In the data below, find each line containing the string "должностных" and return it.

##### Records for the task

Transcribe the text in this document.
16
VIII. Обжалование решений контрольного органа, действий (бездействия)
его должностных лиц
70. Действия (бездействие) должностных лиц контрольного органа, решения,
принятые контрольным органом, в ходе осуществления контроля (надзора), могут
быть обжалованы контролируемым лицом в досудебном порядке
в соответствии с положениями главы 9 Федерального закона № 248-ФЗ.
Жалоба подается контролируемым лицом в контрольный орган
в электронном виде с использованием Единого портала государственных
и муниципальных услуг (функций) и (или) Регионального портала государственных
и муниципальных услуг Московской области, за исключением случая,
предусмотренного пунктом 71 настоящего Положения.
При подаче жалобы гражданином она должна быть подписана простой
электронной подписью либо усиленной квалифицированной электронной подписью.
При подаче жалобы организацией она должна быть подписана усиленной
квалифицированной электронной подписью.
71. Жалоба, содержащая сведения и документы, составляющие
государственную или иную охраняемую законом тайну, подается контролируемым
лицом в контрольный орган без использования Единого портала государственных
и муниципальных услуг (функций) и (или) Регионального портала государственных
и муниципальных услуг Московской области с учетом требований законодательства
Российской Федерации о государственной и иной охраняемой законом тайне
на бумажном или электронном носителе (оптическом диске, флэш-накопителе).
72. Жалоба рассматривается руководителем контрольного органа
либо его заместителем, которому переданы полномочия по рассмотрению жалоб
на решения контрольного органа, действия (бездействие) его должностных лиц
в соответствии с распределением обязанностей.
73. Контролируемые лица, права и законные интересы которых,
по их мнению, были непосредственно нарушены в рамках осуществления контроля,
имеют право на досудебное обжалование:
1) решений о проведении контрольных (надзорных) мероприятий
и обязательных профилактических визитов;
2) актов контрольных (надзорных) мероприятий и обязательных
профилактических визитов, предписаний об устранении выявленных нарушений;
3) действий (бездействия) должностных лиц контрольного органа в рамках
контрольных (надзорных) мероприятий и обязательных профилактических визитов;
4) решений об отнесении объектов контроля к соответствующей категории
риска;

##########

*The response*.
его должностных лиц
70. Действия (бездействие) должностных лиц контрольного органа, решения,
на решения контрольного органа, действия (бездействие) его должностных лиц
3) действий (бездействия) должностных лиц контрольного органа в рамках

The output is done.